Models

Train custom TensorFlow models at scale.

Config

- kind: <string> # (required)
name: <string> # model name (required)
type: <string> # "classification" or "regression" (required)
target_column: <string> # the column to predict (must be an integer column for classification, or an integer or float column for regression) (required)
feature_columns: <[string]> # a list of the columns used as input for this model (required)
training_columns: <[string]> # a list of the columns used only during training (optional)
aggregates: <[string]> # a list of aggregates to pass into model training (optional)
hparams: <map> # a map of hyperparameters to pass into model training (optional)
prediction_key: <string> # key of the target value in the estimator's exported predict outputs (default: "class_ids" for classification, "predictions" for regression)
path: <string> # path to the implementation file, relative to the application root (default: implementations/models/<name>.py)
data_partition_ratio:
training: <float> # the proportion of data to be used for training (default: 0.8)
----------------------------------------
**Stated problem 1**. Reproduce the whole model config reference word for word.
----------------------------------------
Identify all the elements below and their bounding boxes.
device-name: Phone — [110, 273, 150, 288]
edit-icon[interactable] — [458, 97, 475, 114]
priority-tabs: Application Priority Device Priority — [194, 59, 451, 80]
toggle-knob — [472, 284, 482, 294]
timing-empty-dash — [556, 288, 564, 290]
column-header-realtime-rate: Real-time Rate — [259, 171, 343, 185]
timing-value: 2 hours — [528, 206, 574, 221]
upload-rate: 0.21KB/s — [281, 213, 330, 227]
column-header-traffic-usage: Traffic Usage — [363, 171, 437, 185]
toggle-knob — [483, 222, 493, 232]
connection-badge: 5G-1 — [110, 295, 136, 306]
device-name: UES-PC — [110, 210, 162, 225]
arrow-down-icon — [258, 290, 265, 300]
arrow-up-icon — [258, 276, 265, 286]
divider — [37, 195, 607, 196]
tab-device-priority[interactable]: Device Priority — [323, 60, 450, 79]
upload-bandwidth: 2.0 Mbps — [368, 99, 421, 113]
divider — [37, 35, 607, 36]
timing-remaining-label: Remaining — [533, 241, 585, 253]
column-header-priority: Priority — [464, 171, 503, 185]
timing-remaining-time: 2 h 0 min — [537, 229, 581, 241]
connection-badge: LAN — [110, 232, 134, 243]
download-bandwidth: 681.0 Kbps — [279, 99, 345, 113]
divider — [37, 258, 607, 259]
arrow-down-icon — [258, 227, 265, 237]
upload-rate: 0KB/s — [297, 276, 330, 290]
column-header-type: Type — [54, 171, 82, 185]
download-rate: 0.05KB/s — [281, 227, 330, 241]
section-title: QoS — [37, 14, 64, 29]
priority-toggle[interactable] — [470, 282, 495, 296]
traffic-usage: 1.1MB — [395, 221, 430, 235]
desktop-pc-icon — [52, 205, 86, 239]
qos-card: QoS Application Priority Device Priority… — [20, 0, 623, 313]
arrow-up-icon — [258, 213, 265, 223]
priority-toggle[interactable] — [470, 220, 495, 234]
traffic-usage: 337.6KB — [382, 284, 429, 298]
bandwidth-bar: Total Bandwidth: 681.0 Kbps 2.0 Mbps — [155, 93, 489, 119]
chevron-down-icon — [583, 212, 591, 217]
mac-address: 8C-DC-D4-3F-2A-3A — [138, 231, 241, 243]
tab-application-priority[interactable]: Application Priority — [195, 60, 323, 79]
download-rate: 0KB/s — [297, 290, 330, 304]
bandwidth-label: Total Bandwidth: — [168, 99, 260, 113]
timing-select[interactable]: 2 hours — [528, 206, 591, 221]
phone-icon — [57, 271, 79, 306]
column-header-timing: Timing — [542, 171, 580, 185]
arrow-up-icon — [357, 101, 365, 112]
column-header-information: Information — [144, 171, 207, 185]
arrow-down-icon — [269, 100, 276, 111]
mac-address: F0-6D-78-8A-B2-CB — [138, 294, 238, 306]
----------------------------------------
**Stated problem 2**. Rewrite the listing from its first line through the line that contains "toggle-knob — [472, 284, 482, 294]", changing "Phone" to "Tablet" and keeping everything else the same. Return only those lines.

**Task answer 1**.
Models

Train custom TensorFlow models at scale.

Config

- kind: <string> # (required)
name: <string> # model name (required)
type: <string> # "classification" or "regression" (required)
target_column: <string> # the column to predict (must be an integer column for classification, or an integer or float column for regression) (required)
feature_columns: <[string]> # a list of the columns used as input for this model (required)
training_columns: <[string]> # a list of the columns used only during training (optional)
aggregates: <[string]> # a list of aggregates to pass into model training (optional)
hparams: <map> # a map of hyperparameters to pass into model training (optional)
prediction_key: <string> # key of the target value in the estimator's exported predict outputs (default: "class_ids" for classification, "predictions" for regression)
path: <string> # path to the implementation file, relative to the application root (default: implementations/models/<name>.py)
data_partition_ratio:
training: <float> # the proportion of data to be used for training (default: 0.8)

**Task answer 2**.
Identify all the elements below and their bounding boxes.
device-name: Tablet — [110, 273, 150, 288]
edit-icon[interactable] — [458, 97, 475, 114]
priority-tabs: Application Priority Device Priority — [194, 59, 451, 80]
toggle-knob — [472, 284, 482, 294]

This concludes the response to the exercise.